** What the exercise asks **
Reproduce each line exactly.

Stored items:
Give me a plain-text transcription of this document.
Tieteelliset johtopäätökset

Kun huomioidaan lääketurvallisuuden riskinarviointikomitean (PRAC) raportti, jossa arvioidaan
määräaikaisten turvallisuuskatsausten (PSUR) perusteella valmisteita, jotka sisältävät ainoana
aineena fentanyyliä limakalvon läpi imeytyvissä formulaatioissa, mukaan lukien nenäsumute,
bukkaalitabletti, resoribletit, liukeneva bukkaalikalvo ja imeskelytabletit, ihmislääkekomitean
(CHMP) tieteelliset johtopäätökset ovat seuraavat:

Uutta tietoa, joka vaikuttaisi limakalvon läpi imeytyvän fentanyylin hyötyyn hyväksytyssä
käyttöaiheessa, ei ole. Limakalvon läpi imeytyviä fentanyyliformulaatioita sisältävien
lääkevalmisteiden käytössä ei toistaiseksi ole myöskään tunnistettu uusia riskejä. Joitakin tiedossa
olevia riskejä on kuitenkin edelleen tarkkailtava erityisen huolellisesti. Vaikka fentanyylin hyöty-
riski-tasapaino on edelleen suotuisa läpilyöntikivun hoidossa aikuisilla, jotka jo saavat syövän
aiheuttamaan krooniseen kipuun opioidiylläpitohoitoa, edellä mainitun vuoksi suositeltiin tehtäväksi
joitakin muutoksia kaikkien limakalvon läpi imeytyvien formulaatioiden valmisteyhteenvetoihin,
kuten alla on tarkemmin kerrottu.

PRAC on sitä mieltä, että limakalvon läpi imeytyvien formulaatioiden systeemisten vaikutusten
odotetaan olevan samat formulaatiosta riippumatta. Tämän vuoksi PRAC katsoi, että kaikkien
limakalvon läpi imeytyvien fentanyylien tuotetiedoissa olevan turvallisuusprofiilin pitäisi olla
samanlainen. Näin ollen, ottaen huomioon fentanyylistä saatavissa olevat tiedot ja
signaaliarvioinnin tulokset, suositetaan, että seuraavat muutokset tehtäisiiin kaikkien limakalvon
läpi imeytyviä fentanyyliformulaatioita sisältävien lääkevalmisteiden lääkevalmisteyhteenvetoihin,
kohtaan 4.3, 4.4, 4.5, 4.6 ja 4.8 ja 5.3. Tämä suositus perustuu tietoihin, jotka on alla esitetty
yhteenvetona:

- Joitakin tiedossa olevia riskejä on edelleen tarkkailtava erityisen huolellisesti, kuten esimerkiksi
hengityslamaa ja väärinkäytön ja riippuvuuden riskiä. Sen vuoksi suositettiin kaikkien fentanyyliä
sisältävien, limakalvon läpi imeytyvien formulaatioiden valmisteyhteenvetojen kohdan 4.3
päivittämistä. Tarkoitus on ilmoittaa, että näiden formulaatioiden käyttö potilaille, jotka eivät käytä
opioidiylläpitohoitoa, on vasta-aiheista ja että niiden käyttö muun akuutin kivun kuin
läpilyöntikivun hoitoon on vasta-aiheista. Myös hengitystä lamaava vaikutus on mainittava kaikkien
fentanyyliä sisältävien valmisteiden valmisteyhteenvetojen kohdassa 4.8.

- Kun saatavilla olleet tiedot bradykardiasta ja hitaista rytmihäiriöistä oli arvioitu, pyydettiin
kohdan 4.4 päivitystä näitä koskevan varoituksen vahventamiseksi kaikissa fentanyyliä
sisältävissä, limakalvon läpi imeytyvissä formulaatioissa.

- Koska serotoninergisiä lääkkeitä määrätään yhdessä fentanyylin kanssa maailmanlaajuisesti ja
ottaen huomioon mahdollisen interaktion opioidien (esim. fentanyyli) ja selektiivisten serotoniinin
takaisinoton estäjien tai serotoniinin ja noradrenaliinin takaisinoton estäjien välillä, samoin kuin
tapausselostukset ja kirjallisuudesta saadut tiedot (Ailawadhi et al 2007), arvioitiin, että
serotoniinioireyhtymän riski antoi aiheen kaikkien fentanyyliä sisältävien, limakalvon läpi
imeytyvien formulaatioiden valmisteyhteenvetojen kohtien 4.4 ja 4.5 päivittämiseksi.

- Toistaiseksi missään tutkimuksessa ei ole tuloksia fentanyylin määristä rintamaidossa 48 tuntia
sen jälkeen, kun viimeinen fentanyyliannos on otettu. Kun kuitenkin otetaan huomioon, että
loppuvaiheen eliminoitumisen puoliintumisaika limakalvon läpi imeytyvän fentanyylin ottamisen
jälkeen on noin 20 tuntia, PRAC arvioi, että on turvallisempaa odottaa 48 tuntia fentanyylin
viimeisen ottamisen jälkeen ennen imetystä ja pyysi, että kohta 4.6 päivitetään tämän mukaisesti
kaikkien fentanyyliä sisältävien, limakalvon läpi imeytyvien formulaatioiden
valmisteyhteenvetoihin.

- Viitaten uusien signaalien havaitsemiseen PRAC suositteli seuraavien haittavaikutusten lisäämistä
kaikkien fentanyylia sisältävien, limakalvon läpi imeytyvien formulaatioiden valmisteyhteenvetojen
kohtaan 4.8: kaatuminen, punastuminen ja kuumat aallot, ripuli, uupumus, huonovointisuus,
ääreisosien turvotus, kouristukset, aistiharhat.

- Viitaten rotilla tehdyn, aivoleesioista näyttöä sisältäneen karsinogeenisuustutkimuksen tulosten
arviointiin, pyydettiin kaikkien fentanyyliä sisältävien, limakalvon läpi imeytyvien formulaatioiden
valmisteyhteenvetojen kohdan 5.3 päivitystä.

** Solution for this task **
Give me a plain-text transcription of this document.
Tieteelliset johtopäätökset

Kun huomioidaan lääketurvallisuuden riskinarviointikomitean (PRAC) raportti, jossa arvioidaan
määräaikaisten turvallisuuskatsausten (PSUR) perusteella valmisteita, jotka sisältävät ainoana
aineena fentanyyliä limakalvon läpi imeytyvissä formulaatioissa, mukaan lukien nenäsumute,
bukkaalitabletti, resoribletit, liukeneva bukkaalikalvo ja imeskelytabletit, ihmislääkekomitean
(CHMP) tieteelliset johtopäätökset ovat seuraavat:

Uutta tietoa, joka vaikuttaisi limakalvon läpi imeytyvän fentanyylin hyötyyn hyväksytyssä
käyttöaiheessa, ei ole. Limakalvon läpi imeytyviä fentanyyliformulaatioita sisältävien
lääkevalmisteiden käytössä ei toistaiseksi ole myöskään tunnistettu uusia riskejä. Joitakin tiedossa
olevia riskejä on kuitenkin edelleen tarkkailtava erityisen huolellisesti. Vaikka fentanyylin hyöty-
riski-tasapaino on edelleen suotuisa läpilyöntikivun hoidossa aikuisilla, jotka jo saavat syövän
aiheuttamaan krooniseen kipuun opioidiylläpitohoitoa, edellä mainitun vuoksi suositeltiin tehtäväksi
joitakin muutoksia kaikkien limakalvon läpi imeytyvien formulaatioiden valmisteyhteenvetoihin,
kuten alla on tarkemmin kerrottu.

PRAC on sitä mieltä, että limakalvon läpi imeytyvien formulaatioiden systeemisten vaikutusten
odotetaan olevan samat formulaatiosta riippumatta. Tämän vuoksi PRAC katsoi, että kaikkien
limakalvon läpi imeytyvien fentanyylien tuotetiedoissa olevan turvallisuusprofiilin pitäisi olla
samanlainen. Näin ollen, ottaen huomioon fentanyylistä saatavissa olevat tiedot ja
signaaliarvioinnin tulokset, suositetaan, että seuraavat muutokset tehtäisiiin kaikkien limakalvon
läpi imeytyviä fentanyyliformulaatioita sisältävien lääkevalmisteiden lääkevalmisteyhteenvetoihin,
kohtaan 4.3, 4.4, 4.5, 4.6 ja 4.8 ja 5.3. Tämä suositus perustuu tietoihin, jotka on alla esitetty
yhteenvetona:

- Joitakin tiedossa olevia riskejä on edelleen tarkkailtava erityisen huolellisesti, kuten esimerkiksi
hengityslamaa ja väärinkäytön ja riippuvuuden riskiä. Sen vuoksi suositettiin kaikkien fentanyyliä
sisältävien, limakalvon läpi imeytyvien formulaatioiden valmisteyhteenvetojen kohdan 4.3
päivittämistä. Tarkoitus on ilmoittaa, että näiden formulaatioiden käyttö potilaille, jotka eivät käytä
opioidiylläpitohoitoa, on vasta-aiheista ja että niiden käyttö muun akuutin kivun kuin
läpilyöntikivun hoitoon on vasta-aiheista. Myös hengitystä lamaava vaikutus on mainittava kaikkien
fentanyyliä sisältävien valmisteiden valmisteyhteenvetojen kohdassa 4.8.

- Kun saatavilla olleet tiedot bradykardiasta ja hitaista rytmihäiriöistä oli arvioitu, pyydettiin
kohdan 4.4 päivitystä näitä koskevan varoituksen vahventamiseksi kaikissa fentanyyliä
sisältävissä, limakalvon läpi imeytyvissä formulaatioissa.

- Koska serotoninergisiä lääkkeitä määrätään yhdessä fentanyylin kanssa maailmanlaajuisesti ja
ottaen huomioon mahdollisen interaktion opioidien (esim. fentanyyli) ja selektiivisten serotoniinin
takaisinoton estäjien tai serotoniinin ja noradrenaliinin takaisinoton estäjien välillä, samoin kuin
tapausselostukset ja kirjallisuudesta saadut tiedot (Ailawadhi et al 2007), arvioitiin, että
serotoniinioireyhtymän riski antoi aiheen kaikkien fentanyyliä sisältävien, limakalvon läpi
imeytyvien formulaatioiden valmisteyhteenvetojen kohtien 4.4 ja 4.5 päivittämiseksi.

- Toistaiseksi missään tutkimuksessa ei ole tuloksia fentanyylin määristä rintamaidossa 48 tuntia
sen jälkeen, kun viimeinen fentanyyliannos on otettu. Kun kuitenkin otetaan huomioon, että
loppuvaiheen eliminoitumisen puoliintumisaika limakalvon läpi imeytyvän fentanyylin ottamisen
jälkeen on noin 20 tuntia, PRAC arvioi, että on turvallisempaa odottaa 48 tuntia fentanyylin
viimeisen ottamisen jälkeen ennen imetystä ja pyysi, että kohta 4.6 päivitetään tämän mukaisesti
kaikkien fentanyyliä sisältävien, limakalvon läpi imeytyvien formulaatioiden
valmisteyhteenvetoihin.

- Viitaten uusien signaalien havaitsemiseen PRAC suositteli seuraavien haittavaikutusten lisäämistä
kaikkien fentanyylia sisältävien, limakalvon läpi imeytyvien formulaatioiden valmisteyhteenvetojen
kohtaan 4.8: kaatuminen, punastuminen ja kuumat aallot, ripuli, uupumus, huonovointisuus,
ääreisosien turvotus, kouristukset, aistiharhat.

- Viitaten rotilla tehdyn, aivoleesioista näyttöä sisältäneen karsinogeenisuustutkimuksen tulosten
arviointiin, pyydettiin kaikkien fentanyyliä sisältävien, limakalvon läpi imeytyvien formulaatioiden
valmisteyhteenvetojen kohdan 5.3 päivitystä.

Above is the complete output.